═════ EXTRACTED DATA
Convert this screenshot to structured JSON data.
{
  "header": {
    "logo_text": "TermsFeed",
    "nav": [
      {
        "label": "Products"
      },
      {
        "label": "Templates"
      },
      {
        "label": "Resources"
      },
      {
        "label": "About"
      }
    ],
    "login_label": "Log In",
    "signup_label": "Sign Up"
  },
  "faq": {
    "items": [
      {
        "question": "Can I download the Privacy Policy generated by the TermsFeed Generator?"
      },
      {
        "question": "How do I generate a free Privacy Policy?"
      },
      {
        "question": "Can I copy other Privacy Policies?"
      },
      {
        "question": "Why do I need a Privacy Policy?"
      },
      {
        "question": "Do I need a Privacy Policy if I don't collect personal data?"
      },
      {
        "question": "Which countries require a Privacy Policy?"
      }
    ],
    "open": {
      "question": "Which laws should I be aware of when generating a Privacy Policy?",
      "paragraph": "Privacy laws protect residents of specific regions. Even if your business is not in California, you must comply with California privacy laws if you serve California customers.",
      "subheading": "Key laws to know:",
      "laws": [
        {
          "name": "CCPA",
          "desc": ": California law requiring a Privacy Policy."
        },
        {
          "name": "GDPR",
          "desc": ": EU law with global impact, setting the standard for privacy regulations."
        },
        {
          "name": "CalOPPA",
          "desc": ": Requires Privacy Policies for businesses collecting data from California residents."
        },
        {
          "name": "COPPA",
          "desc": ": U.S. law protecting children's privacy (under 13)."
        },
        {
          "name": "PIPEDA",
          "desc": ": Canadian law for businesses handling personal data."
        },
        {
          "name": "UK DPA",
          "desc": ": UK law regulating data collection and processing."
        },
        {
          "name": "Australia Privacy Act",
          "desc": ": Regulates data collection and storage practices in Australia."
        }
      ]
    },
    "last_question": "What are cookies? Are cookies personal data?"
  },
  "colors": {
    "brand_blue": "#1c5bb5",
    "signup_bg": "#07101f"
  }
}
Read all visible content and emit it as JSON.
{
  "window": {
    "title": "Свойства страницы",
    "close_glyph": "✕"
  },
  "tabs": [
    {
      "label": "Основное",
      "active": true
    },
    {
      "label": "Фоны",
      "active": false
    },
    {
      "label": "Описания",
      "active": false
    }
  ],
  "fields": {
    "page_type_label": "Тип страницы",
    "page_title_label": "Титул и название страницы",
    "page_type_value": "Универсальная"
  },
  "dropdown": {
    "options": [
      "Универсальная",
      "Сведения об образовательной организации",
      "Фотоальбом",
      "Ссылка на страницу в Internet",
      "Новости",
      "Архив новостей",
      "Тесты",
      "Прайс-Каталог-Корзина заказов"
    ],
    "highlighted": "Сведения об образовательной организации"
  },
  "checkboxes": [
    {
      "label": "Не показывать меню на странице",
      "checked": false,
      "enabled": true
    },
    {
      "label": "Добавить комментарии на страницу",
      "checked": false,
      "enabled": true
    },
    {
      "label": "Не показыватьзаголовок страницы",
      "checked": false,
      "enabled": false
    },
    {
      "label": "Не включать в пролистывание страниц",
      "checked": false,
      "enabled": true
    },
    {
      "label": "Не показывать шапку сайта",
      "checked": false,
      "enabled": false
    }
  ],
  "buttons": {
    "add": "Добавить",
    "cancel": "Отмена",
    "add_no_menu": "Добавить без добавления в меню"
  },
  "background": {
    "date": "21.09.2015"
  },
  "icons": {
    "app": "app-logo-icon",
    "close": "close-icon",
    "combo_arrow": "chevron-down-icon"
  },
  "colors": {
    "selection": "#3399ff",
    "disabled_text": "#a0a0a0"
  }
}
══════════
DIRECTIVE:
Repeat all the entries exactly as given.

EXERCISE SOLUTION:
Convert this screenshot to structured JSON data.
{
  "header": {
    "logo_text": "TermsFeed",
    "nav": [
      {
        "label": "Products"
      },
      {
        "label": "Templates"
      },
      {
        "label": "Resources"
      },
      {
        "label": "About"
      }
    ],
    "login_label": "Log In",
    "signup_label": "Sign Up"
  },
  "faq": {
    "items": [
      {
        "question": "Can I download the Privacy Policy generated by the TermsFeed Generator?"
      },
      {
        "question": "How do I generate a free Privacy Policy?"
      },
      {
        "question": "Can I copy other Privacy Policies?"
      },
      {
        "question": "Why do I need a Privacy Policy?"
      },
      {
        "question": "Do I need a Privacy Policy if I don't collect personal data?"
      },
      {
        "question": "Which countries require a Privacy Policy?"
      }
    ],
    "open": {
      "question": "Which laws should I be aware of when generating a Privacy Policy?",
      "paragraph": "Privacy laws protect residents of specific regions. Even if your business is not in California, you must comply with California privacy laws if you serve California customers.",
      "subheading": "Key laws to know:",
      "laws": [
        {
          "name": "CCPA",
          "desc": ": California law requiring a Privacy Policy."
        },
        {
          "name": "GDPR",
          "desc": ": EU law with global impact, setting the standard for privacy regulations."
        },
        {
          "name": "CalOPPA",
          "desc": ": Requires Privacy Policies for businesses collecting data from California residents."
        },
        {
          "name": "COPPA",
          "desc": ": U.S. law protecting children's privacy (under 13)."
        },
        {
          "name": "PIPEDA",
          "desc": ": Canadian law for businesses handling personal data."
        },
        {
          "name": "UK DPA",
          "desc": ": UK law regulating data collection and processing."
        },
        {
          "name": "Australia Privacy Act",
          "desc": ": Regulates data collection and storage practices in Australia."
        }
      ]
    },
    "last_question": "What are cookies? Are cookies personal data?"
  },
  "colors": {
    "brand_blue": "#1c5bb5",
    "signup_bg": "#07101f"
  }
}
Read all visible content and emit it as JSON.
{
  "window": {
    "title": "Свойства страницы",
    "close_glyph": "✕"
  },
  "tabs": [
    {
      "label": "Основное",
      "active": true
    },
    {
      "label": "Фоны",
      "active": false
    },
    {
      "label": "Описания",
      "active": false
    }
  ],
  "fields": {
    "page_type_label": "Тип страницы",
    "page_title_label": "Титул и название страницы",
    "page_type_value": "Универсальная"
  },
  "dropdown": {
    "options": [
      "Универсальная",
      "Сведения об образовательной организации",
      "Фотоальбом",
      "Ссылка на страницу в Internet",
      "Новости",
      "Архив новостей",
      "Тесты",
      "Прайс-Каталог-Корзина заказов"
    ],
    "highlighted": "Сведения об образовательной организации"
  },
  "checkboxes": [
    {
      "label": "Не показывать меню на странице",
      "checked": false,
      "enabled": true
    },
    {
      "label": "Добавить комментарии на страницу",
      "checked": false,
      "enabled": true
    },
    {
      "label": "Не показыватьзаголовок страницы",
      "checked": false,
      "enabled": false
    },
    {
      "label": "Не включать в пролистывание страниц",
      "checked": false,
      "enabled": true
    },
    {
      "label": "Не показывать шапку сайта",
      "checked": false,
      "enabled": false
    }
  ],
  "buttons": {
    "add": "Добавить",
    "cancel": "Отмена",
    "add_no_menu": "Добавить без добавления в меню"
  },
  "background": {
    "date": "21.09.2015"
  },
  "icons": {
    "app": "app-logo-icon",
    "close": "close-icon",
    "combo_arrow": "chevron-down-icon"
  },
  "colors": {
    "selection": "#3399ff",
    "disabled_text": "#a0a0a0"
  }
}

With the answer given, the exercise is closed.